__Exercise objective__
Can you print every record below exactly as written?

Data entries:

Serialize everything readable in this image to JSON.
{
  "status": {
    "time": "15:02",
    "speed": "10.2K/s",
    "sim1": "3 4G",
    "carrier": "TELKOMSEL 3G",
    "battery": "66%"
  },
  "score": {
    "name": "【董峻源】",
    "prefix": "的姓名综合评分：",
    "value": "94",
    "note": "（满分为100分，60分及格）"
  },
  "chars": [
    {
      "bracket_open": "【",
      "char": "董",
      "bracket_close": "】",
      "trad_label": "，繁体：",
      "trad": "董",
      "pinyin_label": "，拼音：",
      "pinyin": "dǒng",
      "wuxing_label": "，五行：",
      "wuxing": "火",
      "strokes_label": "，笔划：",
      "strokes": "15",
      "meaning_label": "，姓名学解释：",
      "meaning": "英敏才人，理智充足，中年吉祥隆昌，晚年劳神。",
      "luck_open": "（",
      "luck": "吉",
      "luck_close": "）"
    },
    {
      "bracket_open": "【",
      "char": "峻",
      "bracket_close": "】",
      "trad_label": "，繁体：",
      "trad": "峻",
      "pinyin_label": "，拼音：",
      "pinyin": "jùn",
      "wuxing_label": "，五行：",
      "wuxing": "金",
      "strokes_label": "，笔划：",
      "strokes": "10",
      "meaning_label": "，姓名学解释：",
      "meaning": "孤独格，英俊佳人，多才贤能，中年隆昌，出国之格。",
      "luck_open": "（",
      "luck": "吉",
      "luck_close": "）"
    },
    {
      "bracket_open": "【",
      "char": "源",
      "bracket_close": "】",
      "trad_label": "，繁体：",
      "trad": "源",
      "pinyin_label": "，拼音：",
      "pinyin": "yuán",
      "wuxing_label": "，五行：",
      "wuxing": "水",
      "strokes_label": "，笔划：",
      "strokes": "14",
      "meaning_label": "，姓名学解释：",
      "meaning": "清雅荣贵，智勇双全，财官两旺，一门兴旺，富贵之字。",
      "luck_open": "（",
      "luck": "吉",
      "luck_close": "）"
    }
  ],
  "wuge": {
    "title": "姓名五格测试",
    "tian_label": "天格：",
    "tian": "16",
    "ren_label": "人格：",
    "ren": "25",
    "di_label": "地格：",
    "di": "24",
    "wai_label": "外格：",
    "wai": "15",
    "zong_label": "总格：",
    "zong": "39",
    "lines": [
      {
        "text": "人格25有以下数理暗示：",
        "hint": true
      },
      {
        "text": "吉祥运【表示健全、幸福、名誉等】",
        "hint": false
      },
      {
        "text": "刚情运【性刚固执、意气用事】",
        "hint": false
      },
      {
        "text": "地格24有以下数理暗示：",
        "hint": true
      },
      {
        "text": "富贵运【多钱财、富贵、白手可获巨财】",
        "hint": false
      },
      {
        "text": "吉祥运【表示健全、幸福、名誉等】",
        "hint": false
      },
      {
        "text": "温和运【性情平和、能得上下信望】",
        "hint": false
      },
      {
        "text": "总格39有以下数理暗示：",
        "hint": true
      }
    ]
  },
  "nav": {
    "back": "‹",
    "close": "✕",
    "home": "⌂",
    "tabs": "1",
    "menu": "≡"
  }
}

__Written answer__
Serialize everything readable in this image to JSON.
{
  "status": {
    "time": "15:02",
    "speed": "10.2K/s",
    "sim1": "3 4G",
    "carrier": "TELKOMSEL 3G",
    "battery": "66%"
  },
  "score": {
    "name": "【董峻源】",
    "prefix": "的姓名综合评分：",
    "value": "94",
    "note": "（满分为100分，60分及格）"
  },
  "chars": [
    {
      "bracket_open": "【",
      "char": "董",
      "bracket_close": "】",
      "trad_label": "，繁体：",
      "trad": "董",
      "pinyin_label": "，拼音：",
      "pinyin": "dǒng",
      "wuxing_label": "，五行：",
      "wuxing": "火",
      "strokes_label": "，笔划：",
      "strokes": "15",
      "meaning_label": "，姓名学解释：",
      "meaning": "英敏才人，理智充足，中年吉祥隆昌，晚年劳神。",
      "luck_open": "（",
      "luck": "吉",
      "luck_close": "）"
    },
    {
      "bracket_open": "【",
      "char": "峻",
      "bracket_close": "】",
      "trad_label": "，繁体：",
      "trad": "峻",
      "pinyin_label": "，拼音：",
      "pinyin": "jùn",
      "wuxing_label": "，五行：",
      "wuxing": "金",
      "strokes_label": "，笔划：",
      "strokes": "10",
      "meaning_label": "，姓名学解释：",
      "meaning": "孤独格，英俊佳人，多才贤能，中年隆昌，出国之格。",
      "luck_open": "（",
      "luck": "吉",
      "luck_close": "）"
    },
    {
      "bracket_open": "【",
      "char": "源",
      "bracket_close": "】",
      "trad_label": "，繁体：",
      "trad": "源",
      "pinyin_label": "，拼音：",
      "pinyin": "yuán",
      "wuxing_label": "，五行：",
      "wuxing": "水",
      "strokes_label": "，笔划：",
      "strokes": "14",
      "meaning_label": "，姓名学解释：",
      "meaning": "清雅荣贵，智勇双全，财官两旺，一门兴旺，富贵之字。",
      "luck_open": "（",
      "luck": "吉",
      "luck_close": "）"
    }
  ],
  "wuge": {
    "title": "姓名五格测试",
    "tian_label": "天格：",
    "tian": "16",
    "ren_label": "人格：",
    "ren": "25",
    "di_label": "地格：",
    "di": "24",
    "wai_label": "外格：",
    "wai": "15",
    "zong_label": "总格：",
    "zong": "39",
    "lines": [
      {
        "text": "人格25有以下数理暗示：",
        "hint": true
      },
      {
        "text": "吉祥运【表示健全、幸福、名誉等】",
        "hint": false
      },
      {
        "text": "刚情运【性刚固执、意气用事】",
        "hint": false
      },
      {
        "text": "地格24有以下数理暗示：",
        "hint": true
      },
      {
        "text": "富贵运【多钱财、富贵、白手可获巨财】",
        "hint": false
      },
      {
        "text": "吉祥运【表示健全、幸福、名誉等】",
        "hint": false
      },
      {
        "text": "温和运【性情平和、能得上下信望】",
        "hint": false
      },
      {
        "text": "总格39有以下数理暗示：",
        "hint": true
      }
    ]
  },
  "nav": {
    "back": "‹",
    "close": "✕",
    "home": "⌂",
    "tabs": "1",
    "menu": "≡"
  }
}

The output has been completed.